**Bloque de texto**
Imagen de Estambul entre las banderas de la UE y de Turquía. Chris McGrath/Getty Images

Así es como están las relaciones entre Bruselas y Ankara tras el referéndum de reforma constitucional turco.

La incorporación o no de Turquía a la Unión Europea ha estado siempre presente en el debate sobre el futuro de Europa. Inmovilismo, dudas y miedos han sido las características de las relaciones entre ambos. Con Alemania y Francia como principales opositores a la incorporación del Estado turco. Primero el francés Nicolás Sarkozy en 2007 y más tarde la alemana Ángela Merkel ralentizaron las negociaciones de adhesión hasta que el actual presidente turco, Recep Tayyip Erdogan, dijo basta. Y lo dijo en un momento crítico de la historia de la UE, durante la triple crisis que viven las instituciones comunitarias: económica, política, de valores y del incremento de la inestabilidad en las fronteras. En el Este, con la crisis en Ucrania y la congelación de las relaciones con Rusia, y también en el Sur, con las revueltas árabes y sus consecuencias, la guerra en Siria y la crisis humanitaria en la región. Pero también en el ámbito interno, crisis del euro, Brexit y una mayor presencia de las fuerzas de extrema derecha nacionalista en las instituciones.

**Datos extraídos**
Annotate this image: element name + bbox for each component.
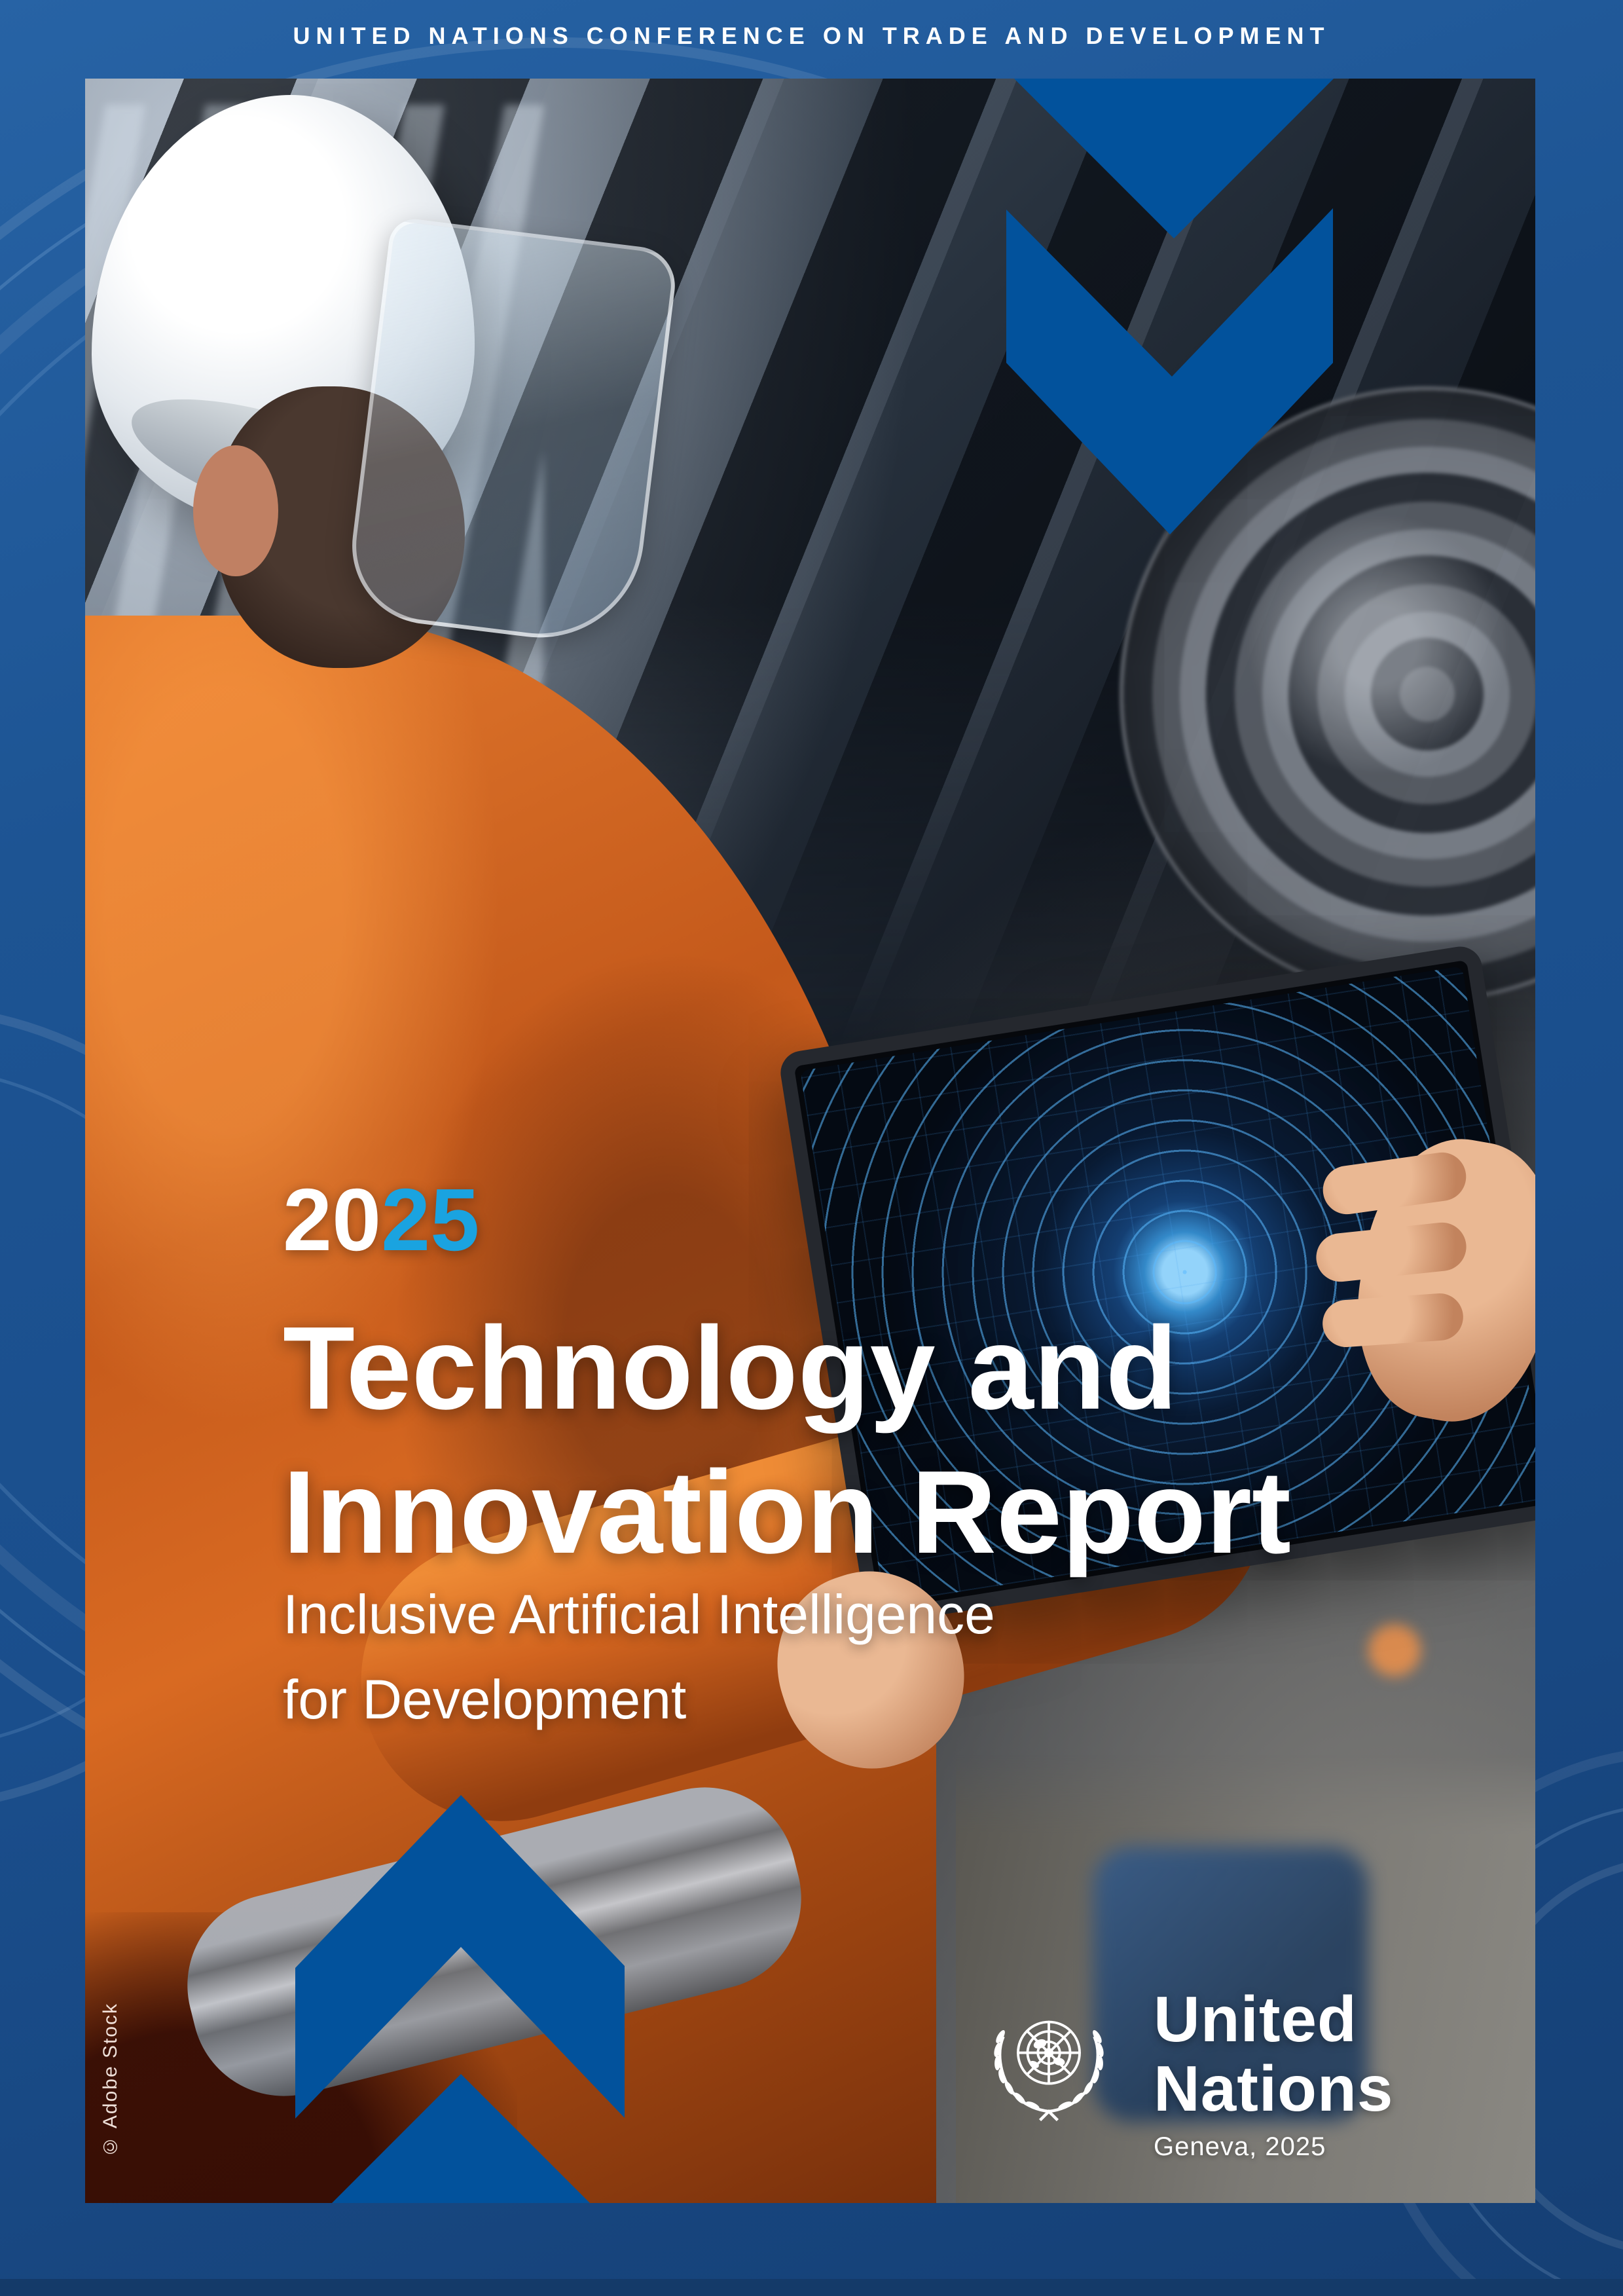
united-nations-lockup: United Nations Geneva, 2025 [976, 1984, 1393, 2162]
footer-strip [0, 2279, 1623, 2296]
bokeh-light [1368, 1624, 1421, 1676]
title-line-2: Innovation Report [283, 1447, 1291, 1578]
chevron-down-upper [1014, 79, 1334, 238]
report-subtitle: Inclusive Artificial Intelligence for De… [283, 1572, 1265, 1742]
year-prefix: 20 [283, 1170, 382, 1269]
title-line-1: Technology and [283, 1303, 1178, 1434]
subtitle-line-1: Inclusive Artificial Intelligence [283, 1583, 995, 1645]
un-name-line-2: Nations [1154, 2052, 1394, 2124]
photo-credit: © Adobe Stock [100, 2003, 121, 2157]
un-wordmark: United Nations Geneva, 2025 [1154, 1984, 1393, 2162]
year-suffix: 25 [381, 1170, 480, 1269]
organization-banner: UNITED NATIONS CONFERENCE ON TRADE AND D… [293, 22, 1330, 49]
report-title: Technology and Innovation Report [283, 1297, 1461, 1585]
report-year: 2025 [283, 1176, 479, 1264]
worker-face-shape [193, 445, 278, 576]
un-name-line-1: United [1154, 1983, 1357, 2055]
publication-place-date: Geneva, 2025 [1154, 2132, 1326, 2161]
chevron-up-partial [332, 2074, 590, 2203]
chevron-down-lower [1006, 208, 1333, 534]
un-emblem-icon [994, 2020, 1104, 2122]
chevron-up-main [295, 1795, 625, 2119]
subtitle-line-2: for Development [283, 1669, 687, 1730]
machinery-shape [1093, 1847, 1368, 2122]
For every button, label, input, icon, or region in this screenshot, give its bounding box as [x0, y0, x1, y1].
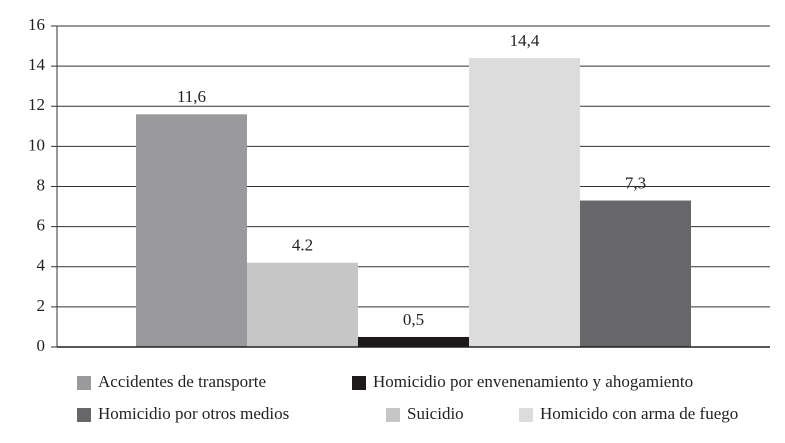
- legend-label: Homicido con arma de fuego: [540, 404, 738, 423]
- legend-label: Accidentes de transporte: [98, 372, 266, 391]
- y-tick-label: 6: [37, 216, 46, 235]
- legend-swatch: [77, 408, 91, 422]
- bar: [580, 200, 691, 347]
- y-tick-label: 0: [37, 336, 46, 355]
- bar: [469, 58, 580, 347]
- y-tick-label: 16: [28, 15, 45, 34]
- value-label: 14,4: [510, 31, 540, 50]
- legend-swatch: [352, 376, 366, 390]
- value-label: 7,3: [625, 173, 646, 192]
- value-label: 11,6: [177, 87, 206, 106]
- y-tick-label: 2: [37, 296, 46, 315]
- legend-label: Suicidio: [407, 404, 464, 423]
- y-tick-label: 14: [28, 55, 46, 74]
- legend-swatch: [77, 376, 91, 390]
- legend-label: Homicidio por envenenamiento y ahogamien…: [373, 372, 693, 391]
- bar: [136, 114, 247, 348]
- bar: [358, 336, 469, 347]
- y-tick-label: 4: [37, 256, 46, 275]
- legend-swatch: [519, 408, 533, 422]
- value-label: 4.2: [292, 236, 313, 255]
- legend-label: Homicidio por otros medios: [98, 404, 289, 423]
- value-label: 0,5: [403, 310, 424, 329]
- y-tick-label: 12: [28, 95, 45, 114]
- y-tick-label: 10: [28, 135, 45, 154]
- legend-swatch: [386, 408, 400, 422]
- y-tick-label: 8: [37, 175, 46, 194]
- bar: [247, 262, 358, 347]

**Indicaciones**
Reproduzca, del texto sobre las relaciones entre la Unión Europea y Turquía, todo lo que va desde "Imagen de Estambul" hasta "reforma constitucional turco.", sin alterar nada.

**Tarea resuelta**
Imagen de Estambul entre las banderas de la UE y de Turquía. Chris McGrath/Getty Images

Así es como están las relaciones entre Bruselas y Ankara tras el referéndum de reforma constitucional turco.